Data entries
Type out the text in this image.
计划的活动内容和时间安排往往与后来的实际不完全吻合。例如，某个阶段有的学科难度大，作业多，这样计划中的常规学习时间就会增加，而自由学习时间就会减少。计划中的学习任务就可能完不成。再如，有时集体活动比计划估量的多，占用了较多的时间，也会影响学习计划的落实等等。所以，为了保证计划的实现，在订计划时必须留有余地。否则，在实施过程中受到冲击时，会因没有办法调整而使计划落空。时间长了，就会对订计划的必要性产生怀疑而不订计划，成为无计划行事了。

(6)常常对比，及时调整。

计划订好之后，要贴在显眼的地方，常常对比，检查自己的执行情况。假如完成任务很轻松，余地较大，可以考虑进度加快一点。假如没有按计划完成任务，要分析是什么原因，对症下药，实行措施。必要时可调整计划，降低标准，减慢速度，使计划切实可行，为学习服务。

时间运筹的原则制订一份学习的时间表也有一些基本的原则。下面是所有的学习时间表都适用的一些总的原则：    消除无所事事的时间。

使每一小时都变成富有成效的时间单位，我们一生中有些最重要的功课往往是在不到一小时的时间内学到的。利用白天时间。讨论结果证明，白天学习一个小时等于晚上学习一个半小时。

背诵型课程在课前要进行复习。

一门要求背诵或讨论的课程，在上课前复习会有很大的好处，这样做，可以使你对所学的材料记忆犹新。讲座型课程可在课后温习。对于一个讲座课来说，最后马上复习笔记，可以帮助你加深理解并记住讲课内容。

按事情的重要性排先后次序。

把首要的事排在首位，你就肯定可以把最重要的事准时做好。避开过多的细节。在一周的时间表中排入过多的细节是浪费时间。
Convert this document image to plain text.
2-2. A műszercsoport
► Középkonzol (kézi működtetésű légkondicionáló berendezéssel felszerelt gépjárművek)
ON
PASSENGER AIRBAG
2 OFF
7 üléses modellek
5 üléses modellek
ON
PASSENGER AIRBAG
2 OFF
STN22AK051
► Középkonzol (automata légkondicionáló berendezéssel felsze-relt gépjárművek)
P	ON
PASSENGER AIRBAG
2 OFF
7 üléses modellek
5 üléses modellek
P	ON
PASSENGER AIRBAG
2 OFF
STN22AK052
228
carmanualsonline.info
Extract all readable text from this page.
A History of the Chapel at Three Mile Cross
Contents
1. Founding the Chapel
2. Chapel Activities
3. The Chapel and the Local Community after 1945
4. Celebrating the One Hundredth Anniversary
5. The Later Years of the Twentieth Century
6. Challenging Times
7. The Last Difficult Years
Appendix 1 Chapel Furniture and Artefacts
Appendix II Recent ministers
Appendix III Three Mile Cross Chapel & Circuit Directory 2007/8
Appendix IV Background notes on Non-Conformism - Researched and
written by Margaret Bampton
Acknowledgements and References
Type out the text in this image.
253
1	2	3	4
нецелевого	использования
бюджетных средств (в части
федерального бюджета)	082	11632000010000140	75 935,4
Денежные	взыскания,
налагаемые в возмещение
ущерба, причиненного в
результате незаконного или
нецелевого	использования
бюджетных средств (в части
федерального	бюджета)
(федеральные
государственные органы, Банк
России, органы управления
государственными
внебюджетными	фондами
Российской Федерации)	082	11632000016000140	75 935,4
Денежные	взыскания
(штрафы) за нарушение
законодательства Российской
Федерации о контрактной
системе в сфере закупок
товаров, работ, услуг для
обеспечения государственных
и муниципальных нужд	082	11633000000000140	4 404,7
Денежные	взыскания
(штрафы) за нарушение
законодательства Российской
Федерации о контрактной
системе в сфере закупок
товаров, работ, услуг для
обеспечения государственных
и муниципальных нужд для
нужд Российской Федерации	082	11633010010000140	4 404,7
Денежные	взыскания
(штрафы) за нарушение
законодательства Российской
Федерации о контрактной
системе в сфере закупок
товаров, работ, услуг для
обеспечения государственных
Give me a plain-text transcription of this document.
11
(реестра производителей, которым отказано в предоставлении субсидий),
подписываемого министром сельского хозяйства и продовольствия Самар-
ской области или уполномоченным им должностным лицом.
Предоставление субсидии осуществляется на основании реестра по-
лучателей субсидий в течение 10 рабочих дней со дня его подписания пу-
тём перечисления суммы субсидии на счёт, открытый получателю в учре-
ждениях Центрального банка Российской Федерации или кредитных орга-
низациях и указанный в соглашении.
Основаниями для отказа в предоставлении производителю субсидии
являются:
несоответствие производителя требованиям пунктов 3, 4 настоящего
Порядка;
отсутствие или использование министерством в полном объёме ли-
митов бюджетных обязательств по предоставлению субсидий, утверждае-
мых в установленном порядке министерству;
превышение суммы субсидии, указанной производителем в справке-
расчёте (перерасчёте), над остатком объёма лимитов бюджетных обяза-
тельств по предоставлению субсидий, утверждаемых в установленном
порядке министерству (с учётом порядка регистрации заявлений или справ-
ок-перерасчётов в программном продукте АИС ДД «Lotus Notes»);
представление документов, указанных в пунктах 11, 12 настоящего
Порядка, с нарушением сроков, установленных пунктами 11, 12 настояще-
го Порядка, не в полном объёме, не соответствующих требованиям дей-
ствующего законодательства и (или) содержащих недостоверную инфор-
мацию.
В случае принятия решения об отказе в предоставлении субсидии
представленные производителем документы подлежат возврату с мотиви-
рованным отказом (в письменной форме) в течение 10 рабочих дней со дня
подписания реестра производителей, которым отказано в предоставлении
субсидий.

**To be done**.
Extract all of the data exactly as written.

**Exercise solution**.
Type out the text in this image.
计划的活动内容和时间安排往往与后来的实际不完全吻合。例如，某个阶段有的学科难度大，作业多，这样计划中的常规学习时间就会增加，而自由学习时间就会减少。计划中的学习任务就可能完不成。再如，有时集体活动比计划估量的多，占用了较多的时间，也会影响学习计划的落实等等。所以，为了保证计划的实现，在订计划时必须留有余地。否则，在实施过程中受到冲击时，会因没有办法调整而使计划落空。时间长了，就会对订计划的必要性产生怀疑而不订计划，成为无计划行事了。

(6)常常对比，及时调整。

计划订好之后，要贴在显眼的地方，常常对比，检查自己的执行情况。假如完成任务很轻松，余地较大，可以考虑进度加快一点。假如没有按计划完成任务，要分析是什么原因，对症下药，实行措施。必要时可调整计划，降低标准，减慢速度，使计划切实可行，为学习服务。

时间运筹的原则制订一份学习的时间表也有一些基本的原则。下面是所有的学习时间表都适用的一些总的原则：    消除无所事事的时间。

使每一小时都变成富有成效的时间单位，我们一生中有些最重要的功课往往是在不到一小时的时间内学到的。利用白天时间。讨论结果证明，白天学习一个小时等于晚上学习一个半小时。

背诵型课程在课前要进行复习。

一门要求背诵或讨论的课程，在上课前复习会有很大的好处，这样做，可以使你对所学的材料记忆犹新。讲座型课程可在课后温习。对于一个讲座课来说，最后马上复习笔记，可以帮助你加深理解并记住讲课内容。

按事情的重要性排先后次序。

把首要的事排在首位，你就肯定可以把最重要的事准时做好。避开过多的细节。在一周的时间表中排入过多的细节是浪费时间。
Convert this document image to plain text.
2-2. A műszercsoport
► Középkonzol (kézi működtetésű légkondicionáló berendezéssel felszerelt gépjárművek)
ON
PASSENGER AIRBAG
2 OFF
7 üléses modellek
5 üléses modellek
ON
PASSENGER AIRBAG
2 OFF
STN22AK051
► Középkonzol (automata légkondicionáló berendezéssel felsze-relt gépjárművek)
P	ON
PASSENGER AIRBAG
2 OFF
7 üléses modellek
5 üléses modellek
P	ON
PASSENGER AIRBAG
2 OFF
STN22AK052
228
carmanualsonline.info
Extract all readable text from this page.
A History of the Chapel at Three Mile Cross
Contents
1. Founding the Chapel
2. Chapel Activities
3. The Chapel and the Local Community after 1945
4. Celebrating the One Hundredth Anniversary
5. The Later Years of the Twentieth Century
6. Challenging Times
7. The Last Difficult Years
Appendix 1 Chapel Furniture and Artefacts
Appendix II Recent ministers
Appendix III Three Mile Cross Chapel & Circuit Directory 2007/8
Appendix IV Background notes on Non-Conformism - Researched and
written by Margaret Bampton
Acknowledgements and References
Type out the text in this image.
253
1	2	3	4
нецелевого	использования
бюджетных средств (в части
федерального бюджета)	082	11632000010000140	75 935,4
Денежные	взыскания,
налагаемые в возмещение
ущерба, причиненного в
результате незаконного или
нецелевого	использования
бюджетных средств (в части
федерального	бюджета)
(федеральные
государственные органы, Банк
России, органы управления
государственными
внебюджетными	фондами
Российской Федерации)	082	11632000016000140	75 935,4
Денежные	взыскания
(штрафы) за нарушение
законодательства Российской
Федерации о контрактной
системе в сфере закупок
товаров, работ, услуг для
обеспечения государственных
и муниципальных нужд	082	11633000000000140	4 404,7
Денежные	взыскания
(штрафы) за нарушение
законодательства Российской
Федерации о контрактной
системе в сфере закупок
товаров, работ, услуг для
обеспечения государственных
и муниципальных нужд для
нужд Российской Федерации	082	11633010010000140	4 404,7
Денежные	взыскания
(штрафы) за нарушение
законодательства Российской
Федерации о контрактной
системе в сфере закупок
товаров, работ, услуг для
обеспечения государственных
Give me a plain-text transcription of this document.
11
(реестра производителей, которым отказано в предоставлении субсидий),
подписываемого министром сельского хозяйства и продовольствия Самар-
ской области или уполномоченным им должностным лицом.
Предоставление субсидии осуществляется на основании реестра по-
лучателей субсидий в течение 10 рабочих дней со дня его подписания пу-
тём перечисления суммы субсидии на счёт, открытый получателю в учре-
ждениях Центрального банка Российской Федерации или кредитных орга-
низациях и указанный в соглашении.
Основаниями для отказа в предоставлении производителю субсидии
являются:
несоответствие производителя требованиям пунктов 3, 4 настоящего
Порядка;
отсутствие или использование министерством в полном объёме ли-
митов бюджетных обязательств по предоставлению субсидий, утверждае-
мых в установленном порядке министерству;
превышение суммы субсидии, указанной производителем в справке-
расчёте (перерасчёте), над остатком объёма лимитов бюджетных обяза-
тельств по предоставлению субсидий, утверждаемых в установленном
порядке министерству (с учётом порядка регистрации заявлений или справ-
ок-перерасчётов в программном продукте АИС ДД «Lotus Notes»);
представление документов, указанных в пунктах 11, 12 настоящего
Порядка, с нарушением сроков, установленных пунктами 11, 12 настояще-
го Порядка, не в полном объёме, не соответствующих требованиям дей-
ствующего законодательства и (или) содержащих недостоверную инфор-
мацию.
В случае принятия решения об отказе в предоставлении субсидии
представленные производителем документы подлежат возврату с мотиви-
рованным отказом (в письменной форме) в течение 10 рабочих дней со дня
подписания реестра производителей, которым отказано в предоставлении
субсидий.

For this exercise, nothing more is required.